DATA IN THIS EXERCISE
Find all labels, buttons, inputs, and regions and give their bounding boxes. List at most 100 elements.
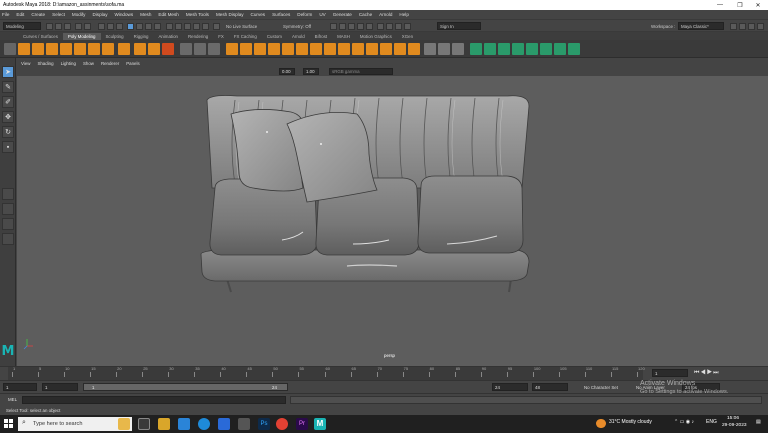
menu-create[interactable]: Create — [31, 12, 45, 17]
single-pane-icon[interactable] — [2, 188, 14, 200]
snap-view-plane-icon[interactable] — [193, 23, 200, 30]
snap-point-icon[interactable] — [184, 23, 191, 30]
boolean-icon[interactable] — [226, 43, 238, 55]
rotate-icon[interactable]: ↻ — [2, 126, 14, 138]
shelf-tab-fx-caching[interactable]: FX Caching — [229, 33, 262, 40]
weather-text[interactable]: 31°C Mostly cloudy — [609, 419, 652, 425]
quad-draw-icon[interactable] — [366, 43, 378, 55]
append-icon[interactable] — [282, 43, 294, 55]
tray-icons[interactable]: ⌃ ▭ ◉ ♪ — [674, 419, 694, 425]
panel-menu-renderer[interactable]: Renderer — [101, 61, 119, 66]
select-arrow-icon[interactable]: ➤ — [2, 66, 14, 78]
smooth-icon[interactable] — [208, 43, 220, 55]
multi-cut-icon[interactable] — [324, 43, 336, 55]
color-space-dropdown[interactable]: sRGB gamma — [329, 68, 393, 75]
select-by-joint-icon[interactable] — [136, 23, 143, 30]
viewport-persp[interactable]: persp — [17, 76, 768, 366]
maya-taskbar-icon[interactable]: M — [314, 418, 326, 430]
shelf-tab-poly-modeling[interactable]: Poly Modeling — [62, 33, 101, 40]
shelf-tab-fx[interactable]: FX — [213, 33, 229, 40]
panel-menu-view[interactable]: View — [21, 61, 30, 66]
menu-select[interactable]: Select — [52, 12, 65, 17]
layout-icon[interactable] — [2, 233, 14, 245]
notification-icon[interactable]: ▤ — [756, 419, 761, 425]
shelf-settings-icon[interactable] — [4, 43, 16, 55]
task-view-icon[interactable] — [138, 418, 150, 430]
planar-map-icon[interactable] — [484, 43, 496, 55]
open-scene-icon[interactable] — [55, 23, 62, 30]
poly-disc-icon[interactable] — [102, 43, 114, 55]
select-by-surface-icon[interactable] — [154, 23, 161, 30]
paint-select-icon[interactable]: ✐ — [2, 96, 14, 108]
arnold-render-icon[interactable] — [377, 23, 384, 30]
range-end-field[interactable]: 48 — [532, 383, 568, 391]
exposure-field[interactable]: 0.00 — [279, 68, 295, 75]
menu-edit-mesh[interactable]: Edit Mesh — [158, 12, 178, 17]
hypershade-icon[interactable] — [366, 23, 373, 30]
persp-outliner-icon[interactable] — [2, 218, 14, 230]
attribute-editor-icon[interactable] — [739, 23, 746, 30]
connect-icon[interactable] — [352, 43, 364, 55]
menu-mesh[interactable]: Mesh — [140, 12, 151, 17]
shelf-tab-sculpting[interactable]: Sculpting — [101, 33, 129, 40]
poly-torus-icon[interactable] — [74, 43, 86, 55]
make-hole-icon[interactable] — [310, 43, 322, 55]
panel-menu-lighting[interactable]: Lighting — [61, 61, 76, 66]
extrude-icon[interactable] — [240, 43, 252, 55]
select-component-icon[interactable] — [116, 23, 123, 30]
menu-arnold[interactable]: Arnold — [379, 12, 392, 17]
crease-icon[interactable] — [452, 43, 464, 55]
symmetry-dropdown[interactable]: Symmetry: Off — [281, 22, 321, 30]
bridge-icon[interactable] — [254, 43, 266, 55]
toggle-modeling-toolkit-icon[interactable] — [404, 23, 411, 30]
menu-help[interactable]: Help — [399, 12, 408, 17]
photoshop-icon[interactable]: Ps — [258, 418, 270, 430]
unfold-icon[interactable] — [554, 43, 566, 55]
menu-file[interactable]: File — [2, 12, 9, 17]
taskbar-search-box[interactable]: ⌕ Type here to search — [18, 417, 132, 431]
language-indicator[interactable]: ENG — [706, 419, 717, 425]
spherical-map-icon[interactable] — [512, 43, 524, 55]
poly-cube-icon[interactable] — [32, 43, 44, 55]
gamma-field[interactable]: 1.00 — [303, 68, 319, 75]
super-shape-icon[interactable] — [134, 43, 146, 55]
shelf-tab-motion-graphics[interactable]: Motion Graphics — [355, 33, 397, 40]
menu-display[interactable]: Display — [92, 12, 107, 17]
layout-uv-icon[interactable] — [568, 43, 580, 55]
poly-sphere-icon[interactable] — [18, 43, 30, 55]
mirror-icon[interactable] — [438, 43, 450, 55]
shelf-tab-custom[interactable]: Custom — [262, 33, 287, 40]
weather-icon[interactable] — [596, 419, 606, 428]
ipr-render-icon[interactable] — [348, 23, 355, 30]
panel-menu-show[interactable]: Show — [83, 61, 94, 66]
arnold-settings-icon[interactable] — [395, 23, 402, 30]
character-set-dropdown[interactable]: No Character Set — [582, 383, 632, 391]
bevel-icon[interactable] — [268, 43, 280, 55]
sign-in-dropdown[interactable]: Sign In — [437, 22, 481, 30]
select-by-handle-icon[interactable] — [127, 23, 134, 30]
modeling-toolkit-icon[interactable] — [730, 23, 737, 30]
timeline-ticks[interactable]: 1 5 10 15 20 25 30 35 40 45 50 55 60 65 70 75 80 85 90 95 10… — [8, 366, 645, 380]
sweep-mesh-icon[interactable] — [148, 43, 160, 55]
undo-icon[interactable] — [75, 23, 82, 30]
select-object-icon[interactable] — [107, 23, 114, 30]
combine-icon[interactable] — [180, 43, 192, 55]
windows-start-icon[interactable] — [4, 419, 14, 429]
snap-grid-icon[interactable] — [166, 23, 173, 30]
clock-date[interactable]: 29-09-2023 — [722, 423, 747, 428]
move-icon[interactable]: ✥ — [2, 111, 14, 123]
minimize-button[interactable]: — — [710, 0, 730, 10]
menu-surfaces[interactable]: Surfaces — [272, 12, 290, 17]
menu-generate[interactable]: Generate — [333, 12, 352, 17]
premiere-icon[interactable]: Pr — [296, 418, 308, 430]
platonic-solid-icon[interactable] — [118, 43, 130, 55]
poly-cone-icon[interactable] — [60, 43, 72, 55]
render-current-icon[interactable] — [339, 23, 346, 30]
scale-icon[interactable]: ▪ — [2, 141, 14, 153]
mode-dropdown[interactable]: Modeling — [3, 22, 41, 30]
shelf-tab-rendering[interactable]: Rendering — [183, 33, 213, 40]
target-weld-icon[interactable] — [338, 43, 350, 55]
search-highlight-icon[interactable] — [118, 418, 130, 430]
playback-start-field[interactable]: 1 — [42, 383, 78, 391]
shelf-tab-arnold[interactable]: Arnold — [287, 33, 310, 40]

TO DO
Please reproduce the listing above line for line, with no changes, and leave the picture out.

WRITTEN ANSWER
Find all labels, buttons, inputs, and regions and give their bounding boxes. List at most 100 elements.
menu-create[interactable]: Create — [31, 12, 45, 17]
single-pane-icon[interactable] — [2, 188, 14, 200]
snap-view-plane-icon[interactable] — [193, 23, 200, 30]
snap-point-icon[interactable] — [184, 23, 191, 30]
boolean-icon[interactable] — [226, 43, 238, 55]
rotate-icon[interactable]: ↻ — [2, 126, 14, 138]
shelf-tab-fx-caching[interactable]: FX Caching — [229, 33, 262, 40]
weather-text[interactable]: 31°C Mostly cloudy — [609, 419, 652, 425]
quad-draw-icon[interactable] — [366, 43, 378, 55]
append-icon[interactable] — [282, 43, 294, 55]
tray-icons[interactable]: ⌃ ▭ ◉ ♪ — [674, 419, 694, 425]
panel-menu-renderer[interactable]: Renderer — [101, 61, 119, 66]
select-arrow-icon[interactable]: ➤ — [2, 66, 14, 78]
smooth-icon[interactable] — [208, 43, 220, 55]
multi-cut-icon[interactable] — [324, 43, 336, 55]
color-space-dropdown[interactable]: sRGB gamma — [329, 68, 393, 75]
select-by-joint-icon[interactable] — [136, 23, 143, 30]
viewport-persp[interactable]: persp — [17, 76, 768, 366]
maya-taskbar-icon[interactable]: M — [314, 418, 326, 430]
shelf-tab-poly-modeling[interactable]: Poly Modeling — [62, 33, 101, 40]
shelf-tab-fx[interactable]: FX — [213, 33, 229, 40]
panel-menu-view[interactable]: View — [21, 61, 30, 66]
menu-select[interactable]: Select — [52, 12, 65, 17]
layout-icon[interactable] — [2, 233, 14, 245]
notification-icon[interactable]: ▤ — [756, 419, 761, 425]
shelf-settings-icon[interactable] — [4, 43, 16, 55]
task-view-icon[interactable] — [138, 418, 150, 430]
planar-map-icon[interactable] — [484, 43, 496, 55]
open-scene-icon[interactable] — [55, 23, 62, 30]
poly-disc-icon[interactable] — [102, 43, 114, 55]
select-by-surface-icon[interactable] — [154, 23, 161, 30]
paint-select-icon[interactable]: ✐ — [2, 96, 14, 108]
arnold-render-icon[interactable] — [377, 23, 384, 30]
range-end-field[interactable]: 48 — [532, 383, 568, 391]
exposure-field[interactable]: 0.00 — [279, 68, 295, 75]
menu-edit-mesh[interactable]: Edit Mesh — [158, 12, 178, 17]
hypershade-icon[interactable] — [366, 23, 373, 30]
persp-outliner-icon[interactable] — [2, 218, 14, 230]
attribute-editor-icon[interactable] — [739, 23, 746, 30]
connect-icon[interactable] — [352, 43, 364, 55]
menu-mesh[interactable]: Mesh — [140, 12, 151, 17]
shelf-tab-sculpting[interactable]: Sculpting — [101, 33, 129, 40]
poly-torus-icon[interactable] — [74, 43, 86, 55]
make-hole-icon[interactable] — [310, 43, 322, 55]
panel-menu-lighting[interactable]: Lighting — [61, 61, 76, 66]
extrude-icon[interactable] — [240, 43, 252, 55]
select-component-icon[interactable] — [116, 23, 123, 30]
menu-arnold[interactable]: Arnold — [379, 12, 392, 17]
crease-icon[interactable] — [452, 43, 464, 55]
symmetry-dropdown[interactable]: Symmetry: Off — [281, 22, 321, 30]
bridge-icon[interactable] — [254, 43, 266, 55]
toggle-modeling-toolkit-icon[interactable] — [404, 23, 411, 30]
menu-help[interactable]: Help — [399, 12, 408, 17]
photoshop-icon[interactable]: Ps — [258, 418, 270, 430]
unfold-icon[interactable] — [554, 43, 566, 55]
menu-file[interactable]: File — [2, 12, 9, 17]
taskbar-search-box[interactable]: ⌕ Type here to search — [18, 417, 132, 431]
language-indicator[interactable]: ENG — [706, 419, 717, 425]
spherical-map-icon[interactable] — [512, 43, 524, 55]
poly-cube-icon[interactable] — [32, 43, 44, 55]
gamma-field[interactable]: 1.00 — [303, 68, 319, 75]
super-shape-icon[interactable] — [134, 43, 146, 55]
shelf-tab-motion-graphics[interactable]: Motion Graphics — [355, 33, 397, 40]
menu-display[interactable]: Display — [92, 12, 107, 17]
layout-uv-icon[interactable] — [568, 43, 580, 55]
poly-sphere-icon[interactable] — [18, 43, 30, 55]
mirror-icon[interactable] — [438, 43, 450, 55]
shelf-tab-custom[interactable]: Custom — [262, 33, 287, 40]
weather-icon[interactable] — [596, 419, 606, 428]
ipr-render-icon[interactable] — [348, 23, 355, 30]
panel-menu-show[interactable]: Show — [83, 61, 94, 66]
arnold-settings-icon[interactable] — [395, 23, 402, 30]
character-set-dropdown[interactable]: No Character Set — [582, 383, 632, 391]
bevel-icon[interactable] — [268, 43, 280, 55]
sign-in-dropdown[interactable]: Sign In — [437, 22, 481, 30]
select-by-handle-icon[interactable] — [127, 23, 134, 30]
modeling-toolkit-icon[interactable] — [730, 23, 737, 30]
timeline-ticks[interactable]: 1 5 10 15 20 25 30 35 40 45 50 55 60 65 70 75 80 85 90 95 10… — [8, 366, 645, 380]
sweep-mesh-icon[interactable] — [148, 43, 160, 55]
undo-icon[interactable] — [75, 23, 82, 30]
select-object-icon[interactable] — [107, 23, 114, 30]
combine-icon[interactable] — [180, 43, 192, 55]
windows-start-icon[interactable] — [4, 419, 14, 429]
snap-grid-icon[interactable] — [166, 23, 173, 30]
clock-date[interactable]: 29-09-2023 — [722, 423, 747, 428]
move-icon[interactable]: ✥ — [2, 111, 14, 123]
minimize-button[interactable]: — — [710, 0, 730, 10]
menu-surfaces[interactable]: Surfaces — [272, 12, 290, 17]
menu-generate[interactable]: Generate — [333, 12, 352, 17]
premiere-icon[interactable]: Pr — [296, 418, 308, 430]
platonic-solid-icon[interactable] — [118, 43, 130, 55]
poly-cone-icon[interactable] — [60, 43, 72, 55]
render-current-icon[interactable] — [339, 23, 346, 30]
scale-icon[interactable]: ▪ — [2, 141, 14, 153]
mode-dropdown[interactable]: Modeling — [3, 22, 41, 30]
shelf-tab-rendering[interactable]: Rendering — [183, 33, 213, 40]
target-weld-icon[interactable] — [338, 43, 350, 55]
search-highlight-icon[interactable] — [118, 418, 130, 430]
playback-start-field[interactable]: 1 — [42, 383, 78, 391]
shelf-tab-arnold[interactable]: Arnold — [287, 33, 310, 40]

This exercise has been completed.